:: ENTRIES ::
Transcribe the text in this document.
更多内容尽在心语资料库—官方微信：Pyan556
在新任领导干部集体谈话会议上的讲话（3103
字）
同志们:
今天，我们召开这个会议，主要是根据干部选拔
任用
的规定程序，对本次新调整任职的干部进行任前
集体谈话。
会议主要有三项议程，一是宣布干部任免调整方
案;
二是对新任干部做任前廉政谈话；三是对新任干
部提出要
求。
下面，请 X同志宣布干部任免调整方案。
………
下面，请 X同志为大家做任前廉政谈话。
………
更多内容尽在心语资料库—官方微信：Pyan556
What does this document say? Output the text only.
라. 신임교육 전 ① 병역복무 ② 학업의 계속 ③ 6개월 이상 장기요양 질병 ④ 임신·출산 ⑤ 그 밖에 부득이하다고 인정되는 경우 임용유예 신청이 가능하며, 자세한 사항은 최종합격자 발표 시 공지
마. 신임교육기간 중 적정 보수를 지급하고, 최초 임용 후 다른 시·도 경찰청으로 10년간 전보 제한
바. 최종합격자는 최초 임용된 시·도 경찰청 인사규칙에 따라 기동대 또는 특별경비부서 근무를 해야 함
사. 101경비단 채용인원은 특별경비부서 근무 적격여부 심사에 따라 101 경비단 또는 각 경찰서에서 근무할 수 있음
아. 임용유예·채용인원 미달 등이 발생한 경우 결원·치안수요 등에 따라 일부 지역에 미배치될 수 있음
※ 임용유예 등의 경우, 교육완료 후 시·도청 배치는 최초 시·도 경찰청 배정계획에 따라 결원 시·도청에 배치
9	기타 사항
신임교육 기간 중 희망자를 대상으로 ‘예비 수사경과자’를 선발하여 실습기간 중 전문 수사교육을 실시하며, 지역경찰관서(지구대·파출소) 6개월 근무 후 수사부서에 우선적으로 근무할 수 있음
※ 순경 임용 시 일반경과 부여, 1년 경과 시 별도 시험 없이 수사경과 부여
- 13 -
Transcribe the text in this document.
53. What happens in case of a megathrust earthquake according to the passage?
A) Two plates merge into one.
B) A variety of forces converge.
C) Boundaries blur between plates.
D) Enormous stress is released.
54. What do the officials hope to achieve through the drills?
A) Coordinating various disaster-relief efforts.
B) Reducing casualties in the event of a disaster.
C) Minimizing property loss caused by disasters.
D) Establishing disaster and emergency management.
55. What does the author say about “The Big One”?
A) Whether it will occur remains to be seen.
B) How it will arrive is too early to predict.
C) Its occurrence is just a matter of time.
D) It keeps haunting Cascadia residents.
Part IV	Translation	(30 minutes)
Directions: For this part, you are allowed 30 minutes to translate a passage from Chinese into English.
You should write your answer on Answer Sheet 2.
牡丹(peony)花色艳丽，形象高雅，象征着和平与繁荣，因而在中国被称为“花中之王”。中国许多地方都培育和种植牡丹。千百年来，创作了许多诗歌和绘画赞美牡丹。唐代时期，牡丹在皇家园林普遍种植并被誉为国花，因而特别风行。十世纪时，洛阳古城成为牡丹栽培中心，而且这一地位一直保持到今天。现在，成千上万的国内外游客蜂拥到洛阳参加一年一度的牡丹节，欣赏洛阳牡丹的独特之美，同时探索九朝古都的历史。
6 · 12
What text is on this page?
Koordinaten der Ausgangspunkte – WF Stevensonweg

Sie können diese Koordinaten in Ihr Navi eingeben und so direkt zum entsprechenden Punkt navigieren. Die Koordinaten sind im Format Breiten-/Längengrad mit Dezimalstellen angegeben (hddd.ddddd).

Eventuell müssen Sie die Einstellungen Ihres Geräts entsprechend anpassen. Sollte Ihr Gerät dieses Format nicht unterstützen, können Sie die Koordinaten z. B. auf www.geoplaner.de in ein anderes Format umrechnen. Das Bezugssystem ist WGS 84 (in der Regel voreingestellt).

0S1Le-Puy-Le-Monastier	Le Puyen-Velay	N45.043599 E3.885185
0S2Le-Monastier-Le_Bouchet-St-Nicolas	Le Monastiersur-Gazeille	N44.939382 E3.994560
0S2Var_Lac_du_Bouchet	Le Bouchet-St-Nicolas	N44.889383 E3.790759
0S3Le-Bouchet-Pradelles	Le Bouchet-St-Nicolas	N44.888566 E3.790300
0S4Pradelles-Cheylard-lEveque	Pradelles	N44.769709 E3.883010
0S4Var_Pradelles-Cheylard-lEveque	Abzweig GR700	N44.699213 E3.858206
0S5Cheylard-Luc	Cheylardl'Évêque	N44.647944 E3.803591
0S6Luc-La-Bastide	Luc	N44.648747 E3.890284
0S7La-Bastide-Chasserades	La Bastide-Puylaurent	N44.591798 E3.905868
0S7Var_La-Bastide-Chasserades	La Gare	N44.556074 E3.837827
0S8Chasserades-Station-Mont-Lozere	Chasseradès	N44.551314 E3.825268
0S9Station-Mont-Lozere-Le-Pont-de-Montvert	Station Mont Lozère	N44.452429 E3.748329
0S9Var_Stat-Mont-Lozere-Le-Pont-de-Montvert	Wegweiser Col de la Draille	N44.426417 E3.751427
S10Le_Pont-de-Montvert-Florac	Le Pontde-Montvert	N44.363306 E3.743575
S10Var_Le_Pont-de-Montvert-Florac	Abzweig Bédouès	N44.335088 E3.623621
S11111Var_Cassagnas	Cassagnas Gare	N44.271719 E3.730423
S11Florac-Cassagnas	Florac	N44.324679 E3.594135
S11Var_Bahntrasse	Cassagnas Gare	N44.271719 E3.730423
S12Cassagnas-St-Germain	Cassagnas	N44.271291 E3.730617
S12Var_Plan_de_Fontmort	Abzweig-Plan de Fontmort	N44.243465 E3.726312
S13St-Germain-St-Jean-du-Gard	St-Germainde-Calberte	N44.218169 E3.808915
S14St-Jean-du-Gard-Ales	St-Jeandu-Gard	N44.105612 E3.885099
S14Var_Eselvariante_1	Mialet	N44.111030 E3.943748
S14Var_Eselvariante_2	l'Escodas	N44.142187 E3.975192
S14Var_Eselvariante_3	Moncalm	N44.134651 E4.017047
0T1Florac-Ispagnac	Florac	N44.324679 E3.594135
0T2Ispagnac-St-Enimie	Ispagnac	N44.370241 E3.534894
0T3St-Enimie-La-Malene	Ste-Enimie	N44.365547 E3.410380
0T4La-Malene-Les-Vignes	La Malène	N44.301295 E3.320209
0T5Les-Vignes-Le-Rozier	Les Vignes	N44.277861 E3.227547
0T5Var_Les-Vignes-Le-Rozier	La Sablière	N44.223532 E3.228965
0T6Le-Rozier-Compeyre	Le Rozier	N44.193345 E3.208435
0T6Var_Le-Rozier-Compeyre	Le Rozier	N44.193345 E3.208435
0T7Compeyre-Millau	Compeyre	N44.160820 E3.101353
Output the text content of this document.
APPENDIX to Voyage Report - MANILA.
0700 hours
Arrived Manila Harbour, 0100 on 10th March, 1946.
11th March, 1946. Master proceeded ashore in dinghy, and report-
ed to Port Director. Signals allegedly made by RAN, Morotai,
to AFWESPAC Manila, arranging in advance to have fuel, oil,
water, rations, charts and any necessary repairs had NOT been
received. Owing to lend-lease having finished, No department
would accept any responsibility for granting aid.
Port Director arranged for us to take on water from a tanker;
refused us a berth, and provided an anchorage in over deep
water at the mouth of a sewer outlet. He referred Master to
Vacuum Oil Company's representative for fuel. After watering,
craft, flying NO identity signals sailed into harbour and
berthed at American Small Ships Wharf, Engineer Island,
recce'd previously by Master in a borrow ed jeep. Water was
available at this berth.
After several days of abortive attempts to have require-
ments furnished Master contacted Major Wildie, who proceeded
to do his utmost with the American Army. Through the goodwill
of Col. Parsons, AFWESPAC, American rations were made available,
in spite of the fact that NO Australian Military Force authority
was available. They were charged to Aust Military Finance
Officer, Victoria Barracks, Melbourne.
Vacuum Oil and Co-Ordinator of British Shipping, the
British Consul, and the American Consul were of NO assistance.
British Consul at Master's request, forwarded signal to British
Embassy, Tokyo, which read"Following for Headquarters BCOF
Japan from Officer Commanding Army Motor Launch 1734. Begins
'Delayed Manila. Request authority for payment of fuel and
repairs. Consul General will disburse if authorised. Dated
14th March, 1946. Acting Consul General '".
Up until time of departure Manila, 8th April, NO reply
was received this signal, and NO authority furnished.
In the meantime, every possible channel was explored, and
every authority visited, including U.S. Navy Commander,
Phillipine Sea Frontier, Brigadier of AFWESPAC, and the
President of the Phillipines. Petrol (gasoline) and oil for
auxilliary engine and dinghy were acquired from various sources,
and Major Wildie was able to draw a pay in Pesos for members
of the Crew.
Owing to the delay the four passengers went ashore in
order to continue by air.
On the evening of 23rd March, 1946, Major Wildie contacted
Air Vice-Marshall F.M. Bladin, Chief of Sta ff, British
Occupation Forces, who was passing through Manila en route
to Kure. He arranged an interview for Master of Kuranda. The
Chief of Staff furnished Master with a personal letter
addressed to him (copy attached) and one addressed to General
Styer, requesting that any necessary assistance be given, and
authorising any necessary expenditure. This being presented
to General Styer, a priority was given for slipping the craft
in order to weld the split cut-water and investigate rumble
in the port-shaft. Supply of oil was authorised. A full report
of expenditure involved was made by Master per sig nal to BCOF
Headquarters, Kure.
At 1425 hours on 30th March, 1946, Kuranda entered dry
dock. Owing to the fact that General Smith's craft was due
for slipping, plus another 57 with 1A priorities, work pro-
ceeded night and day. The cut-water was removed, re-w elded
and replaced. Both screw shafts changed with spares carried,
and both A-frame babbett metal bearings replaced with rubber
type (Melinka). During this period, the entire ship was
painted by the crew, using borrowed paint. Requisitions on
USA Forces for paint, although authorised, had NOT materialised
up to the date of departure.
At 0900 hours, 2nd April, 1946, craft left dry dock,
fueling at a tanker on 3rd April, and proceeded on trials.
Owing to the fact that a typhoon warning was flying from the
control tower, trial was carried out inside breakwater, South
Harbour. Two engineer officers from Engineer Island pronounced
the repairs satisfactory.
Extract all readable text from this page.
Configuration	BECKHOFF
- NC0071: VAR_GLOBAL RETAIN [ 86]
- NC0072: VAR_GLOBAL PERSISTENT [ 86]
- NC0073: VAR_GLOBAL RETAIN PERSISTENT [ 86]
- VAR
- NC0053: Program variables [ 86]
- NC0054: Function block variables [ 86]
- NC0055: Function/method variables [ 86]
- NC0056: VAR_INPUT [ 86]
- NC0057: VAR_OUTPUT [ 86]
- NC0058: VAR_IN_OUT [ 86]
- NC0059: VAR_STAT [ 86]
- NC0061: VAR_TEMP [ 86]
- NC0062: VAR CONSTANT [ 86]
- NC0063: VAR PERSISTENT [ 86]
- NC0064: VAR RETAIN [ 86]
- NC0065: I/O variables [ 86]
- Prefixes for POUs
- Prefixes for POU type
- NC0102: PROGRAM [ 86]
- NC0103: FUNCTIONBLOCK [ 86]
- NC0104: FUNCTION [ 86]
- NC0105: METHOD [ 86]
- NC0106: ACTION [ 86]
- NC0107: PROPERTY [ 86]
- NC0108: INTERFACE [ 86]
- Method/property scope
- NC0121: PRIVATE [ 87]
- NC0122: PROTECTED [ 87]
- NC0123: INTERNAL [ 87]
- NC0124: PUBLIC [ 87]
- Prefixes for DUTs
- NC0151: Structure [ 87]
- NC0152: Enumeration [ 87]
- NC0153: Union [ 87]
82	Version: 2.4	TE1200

:: WORK TO COMPLETE ::
Determine the number of lines in these entries that contain the word "expenditure", and write only that number.

:: RESULT FOR THIS TASK ::
2